• [What is asked]
Beneath this task is a listing; retype all of it exactly.

• [Supplied data]
* * * * * * *
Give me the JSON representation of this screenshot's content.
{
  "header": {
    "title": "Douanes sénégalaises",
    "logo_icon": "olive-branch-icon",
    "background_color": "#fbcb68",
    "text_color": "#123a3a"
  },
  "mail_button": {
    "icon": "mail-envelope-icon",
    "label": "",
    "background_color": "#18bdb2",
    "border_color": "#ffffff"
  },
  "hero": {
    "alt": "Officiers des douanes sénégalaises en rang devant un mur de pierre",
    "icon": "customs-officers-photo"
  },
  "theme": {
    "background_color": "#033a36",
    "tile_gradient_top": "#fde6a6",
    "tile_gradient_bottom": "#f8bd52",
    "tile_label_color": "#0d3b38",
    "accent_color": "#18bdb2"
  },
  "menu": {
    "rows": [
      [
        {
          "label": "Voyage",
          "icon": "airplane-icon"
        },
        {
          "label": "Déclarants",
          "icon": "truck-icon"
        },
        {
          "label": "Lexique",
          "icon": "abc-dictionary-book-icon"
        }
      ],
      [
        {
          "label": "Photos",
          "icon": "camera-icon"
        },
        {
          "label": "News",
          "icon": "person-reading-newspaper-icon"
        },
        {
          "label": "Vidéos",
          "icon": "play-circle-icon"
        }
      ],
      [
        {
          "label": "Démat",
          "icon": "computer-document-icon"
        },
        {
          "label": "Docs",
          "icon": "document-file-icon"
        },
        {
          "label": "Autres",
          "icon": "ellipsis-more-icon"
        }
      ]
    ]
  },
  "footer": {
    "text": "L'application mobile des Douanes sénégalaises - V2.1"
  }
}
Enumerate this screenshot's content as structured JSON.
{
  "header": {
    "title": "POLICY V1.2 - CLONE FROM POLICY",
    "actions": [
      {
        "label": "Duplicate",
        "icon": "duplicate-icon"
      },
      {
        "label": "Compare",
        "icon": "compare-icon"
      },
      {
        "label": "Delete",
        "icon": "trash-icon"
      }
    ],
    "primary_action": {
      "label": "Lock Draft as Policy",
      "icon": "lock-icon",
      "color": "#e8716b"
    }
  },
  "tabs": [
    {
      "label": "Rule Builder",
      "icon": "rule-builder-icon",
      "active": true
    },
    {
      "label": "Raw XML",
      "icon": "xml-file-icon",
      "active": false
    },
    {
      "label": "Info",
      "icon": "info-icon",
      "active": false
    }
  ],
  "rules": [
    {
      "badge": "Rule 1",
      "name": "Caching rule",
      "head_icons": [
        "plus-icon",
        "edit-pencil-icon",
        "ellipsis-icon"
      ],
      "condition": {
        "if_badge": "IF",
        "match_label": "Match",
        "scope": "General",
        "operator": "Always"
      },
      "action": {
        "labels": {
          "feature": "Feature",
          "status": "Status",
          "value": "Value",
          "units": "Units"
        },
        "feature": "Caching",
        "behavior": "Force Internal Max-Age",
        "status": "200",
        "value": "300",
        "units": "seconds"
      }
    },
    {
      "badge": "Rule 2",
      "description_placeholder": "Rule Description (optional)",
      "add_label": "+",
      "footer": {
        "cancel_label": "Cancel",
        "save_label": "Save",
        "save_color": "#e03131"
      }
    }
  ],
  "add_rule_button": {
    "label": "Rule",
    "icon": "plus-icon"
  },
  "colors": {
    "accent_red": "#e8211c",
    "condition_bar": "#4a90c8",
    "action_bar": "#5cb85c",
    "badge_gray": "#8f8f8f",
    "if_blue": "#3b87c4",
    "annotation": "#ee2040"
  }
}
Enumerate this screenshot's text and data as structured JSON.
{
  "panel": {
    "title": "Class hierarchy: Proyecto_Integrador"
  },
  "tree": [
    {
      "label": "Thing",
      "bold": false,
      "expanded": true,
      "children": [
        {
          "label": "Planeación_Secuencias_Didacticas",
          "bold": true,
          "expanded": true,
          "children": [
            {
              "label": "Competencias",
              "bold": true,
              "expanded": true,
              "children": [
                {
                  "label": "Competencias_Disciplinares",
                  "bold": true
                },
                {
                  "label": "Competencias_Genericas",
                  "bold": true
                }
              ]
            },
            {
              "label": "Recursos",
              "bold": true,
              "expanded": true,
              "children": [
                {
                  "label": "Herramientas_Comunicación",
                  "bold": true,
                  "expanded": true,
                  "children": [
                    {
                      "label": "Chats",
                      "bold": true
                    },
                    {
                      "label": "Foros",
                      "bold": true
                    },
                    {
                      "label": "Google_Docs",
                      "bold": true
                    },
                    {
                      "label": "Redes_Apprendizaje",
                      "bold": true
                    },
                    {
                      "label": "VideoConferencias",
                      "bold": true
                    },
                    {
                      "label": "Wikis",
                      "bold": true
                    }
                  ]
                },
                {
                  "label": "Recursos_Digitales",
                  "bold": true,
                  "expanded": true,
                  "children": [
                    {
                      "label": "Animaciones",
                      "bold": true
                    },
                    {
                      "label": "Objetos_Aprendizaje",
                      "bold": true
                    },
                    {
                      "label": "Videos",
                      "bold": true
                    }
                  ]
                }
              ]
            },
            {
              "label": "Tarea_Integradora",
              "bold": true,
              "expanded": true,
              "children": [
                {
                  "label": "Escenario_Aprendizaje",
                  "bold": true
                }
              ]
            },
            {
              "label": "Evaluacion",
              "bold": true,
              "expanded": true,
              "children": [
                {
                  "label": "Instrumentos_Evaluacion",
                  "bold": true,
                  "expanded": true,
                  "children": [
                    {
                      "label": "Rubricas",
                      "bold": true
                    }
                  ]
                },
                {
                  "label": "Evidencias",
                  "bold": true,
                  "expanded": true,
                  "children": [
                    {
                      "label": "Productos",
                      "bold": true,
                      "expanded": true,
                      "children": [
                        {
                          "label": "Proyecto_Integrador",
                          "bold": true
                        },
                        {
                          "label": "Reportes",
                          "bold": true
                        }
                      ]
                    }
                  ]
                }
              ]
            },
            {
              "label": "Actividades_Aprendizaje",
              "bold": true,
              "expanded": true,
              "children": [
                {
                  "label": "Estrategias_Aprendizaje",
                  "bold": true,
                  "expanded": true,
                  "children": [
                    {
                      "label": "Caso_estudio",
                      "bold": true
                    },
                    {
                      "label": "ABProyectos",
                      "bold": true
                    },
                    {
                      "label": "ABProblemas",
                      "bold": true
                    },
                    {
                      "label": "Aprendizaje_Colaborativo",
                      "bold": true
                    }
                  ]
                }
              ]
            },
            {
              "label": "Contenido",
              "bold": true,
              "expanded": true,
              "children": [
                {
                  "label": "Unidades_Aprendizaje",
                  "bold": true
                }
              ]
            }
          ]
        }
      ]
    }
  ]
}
* * * * * * *
• [Full response]
Give me the JSON representation of this screenshot's content.
{
  "header": {
    "title": "Douanes sénégalaises",
    "logo_icon": "olive-branch-icon",
    "background_color": "#fbcb68",
    "text_color": "#123a3a"
  },
  "mail_button": {
    "icon": "mail-envelope-icon",
    "label": "",
    "background_color": "#18bdb2",
    "border_color": "#ffffff"
  },
  "hero": {
    "alt": "Officiers des douanes sénégalaises en rang devant un mur de pierre",
    "icon": "customs-officers-photo"
  },
  "theme": {
    "background_color": "#033a36",
    "tile_gradient_top": "#fde6a6",
    "tile_gradient_bottom": "#f8bd52",
    "tile_label_color": "#0d3b38",
    "accent_color": "#18bdb2"
  },
  "menu": {
    "rows": [
      [
        {
          "label": "Voyage",
          "icon": "airplane-icon"
        },
        {
          "label": "Déclarants",
          "icon": "truck-icon"
        },
        {
          "label": "Lexique",
          "icon": "abc-dictionary-book-icon"
        }
      ],
      [
        {
          "label": "Photos",
          "icon": "camera-icon"
        },
        {
          "label": "News",
          "icon": "person-reading-newspaper-icon"
        },
        {
          "label": "Vidéos",
          "icon": "play-circle-icon"
        }
      ],
      [
        {
          "label": "Démat",
          "icon": "computer-document-icon"
        },
        {
          "label": "Docs",
          "icon": "document-file-icon"
        },
        {
          "label": "Autres",
          "icon": "ellipsis-more-icon"
        }
      ]
    ]
  },
  "footer": {
    "text": "L'application mobile des Douanes sénégalaises - V2.1"
  }
}
Enumerate this screenshot's content as structured JSON.
{
  "header": {
    "title": "POLICY V1.2 - CLONE FROM POLICY",
    "actions": [
      {
        "label": "Duplicate",
        "icon": "duplicate-icon"
      },
      {
        "label": "Compare",
        "icon": "compare-icon"
      },
      {
        "label": "Delete",
        "icon": "trash-icon"
      }
    ],
    "primary_action": {
      "label": "Lock Draft as Policy",
      "icon": "lock-icon",
      "color": "#e8716b"
    }
  },
  "tabs": [
    {
      "label": "Rule Builder",
      "icon": "rule-builder-icon",
      "active": true
    },
    {
      "label": "Raw XML",
      "icon": "xml-file-icon",
      "active": false
    },
    {
      "label": "Info",
      "icon": "info-icon",
      "active": false
    }
  ],
  "rules": [
    {
      "badge": "Rule 1",
      "name": "Caching rule",
      "head_icons": [
        "plus-icon",
        "edit-pencil-icon",
        "ellipsis-icon"
      ],
      "condition": {
        "if_badge": "IF",
        "match_label": "Match",
        "scope": "General",
        "operator": "Always"
      },
      "action": {
        "labels": {
          "feature": "Feature",
          "status": "Status",
          "value": "Value",
          "units": "Units"
        },
        "feature": "Caching",
        "behavior": "Force Internal Max-Age",
        "status": "200",
        "value": "300",
        "units": "seconds"
      }
    },
    {
      "badge": "Rule 2",
      "description_placeholder": "Rule Description (optional)",
      "add_label": "+",
      "footer": {
        "cancel_label": "Cancel",
        "save_label": "Save",
        "save_color": "#e03131"
      }
    }
  ],
  "add_rule_button": {
    "label": "Rule",
    "icon": "plus-icon"
  },
  "colors": {
    "accent_red": "#e8211c",
    "condition_bar": "#4a90c8",
    "action_bar": "#5cb85c",
    "badge_gray": "#8f8f8f",
    "if_blue": "#3b87c4",
    "annotation": "#ee2040"
  }
}
Enumerate this screenshot's text and data as structured JSON.
{
  "panel": {
    "title": "Class hierarchy: Proyecto_Integrador"
  },
  "tree": [
    {
      "label": "Thing",
      "bold": false,
      "expanded": true,
      "children": [
        {
          "label": "Planeación_Secuencias_Didacticas",
          "bold": true,
          "expanded": true,
          "children": [
            {
              "label": "Competencias",
              "bold": true,
              "expanded": true,
              "children": [
                {
                  "label": "Competencias_Disciplinares",
                  "bold": true
                },
                {
                  "label": "Competencias_Genericas",
                  "bold": true
                }
              ]
            },
            {
              "label": "Recursos",
              "bold": true,
              "expanded": true,
              "children": [
                {
                  "label": "Herramientas_Comunicación",
                  "bold": true,
                  "expanded": true,
                  "children": [
                    {
                      "label": "Chats",
                      "bold": true
                    },
                    {
                      "label": "Foros",
                      "bold": true
                    },
                    {
                      "label": "Google_Docs",
                      "bold": true
                    },
                    {
                      "label": "Redes_Apprendizaje",
                      "bold": true
                    },
                    {
                      "label": "VideoConferencias",
                      "bold": true
                    },
                    {
                      "label": "Wikis",
                      "bold": true
                    }
                  ]
                },
                {
                  "label": "Recursos_Digitales",
                  "bold": true,
                  "expanded": true,
                  "children": [
                    {
                      "label": "Animaciones",
                      "bold": true
                    },
                    {
                      "label": "Objetos_Aprendizaje",
                      "bold": true
                    },
                    {
                      "label": "Videos",
                      "bold": true
                    }
                  ]
                }
              ]
            },
            {
              "label": "Tarea_Integradora",
              "bold": true,
              "expanded": true,
              "children": [
                {
                  "label": "Escenario_Aprendizaje",
                  "bold": true
                }
              ]
            },
            {
              "label": "Evaluacion",
              "bold": true,
              "expanded": true,
              "children": [
                {
                  "label": "Instrumentos_Evaluacion",
                  "bold": true,
                  "expanded": true,
                  "children": [
                    {
                      "label": "Rubricas",
                      "bold": true
                    }
                  ]
                },
                {
                  "label": "Evidencias",
                  "bold": true,
                  "expanded": true,
                  "children": [
                    {
                      "label": "Productos",
                      "bold": true,
                      "expanded": true,
                      "children": [
                        {
                          "label": "Proyecto_Integrador",
                          "bold": true
                        },
                        {
                          "label": "Reportes",
                          "bold": true
                        }
                      ]
                    }
                  ]
                }
              ]
            },
            {
              "label": "Actividades_Aprendizaje",
              "bold": true,
              "expanded": true,
              "children": [
                {
                  "label": "Estrategias_Aprendizaje",
                  "bold": true,
                  "expanded": true,
                  "children": [
                    {
                      "label": "Caso_estudio",
                      "bold": true
                    },
                    {
                      "label": "ABProyectos",
                      "bold": true
                    },
                    {
                      "label": "ABProblemas",
                      "bold": true
                    },
                    {
                      "label": "Aprendizaje_Colaborativo",
                      "bold": true
                    }
                  ]
                }
              ]
            },
            {
              "label": "Contenido",
              "bold": true,
              "expanded": true,
              "children": [
                {
                  "label": "Unidades_Aprendizaje",
                  "bold": true
                }
              ]
            }
          ]
        }
      ]
    }
  ]
}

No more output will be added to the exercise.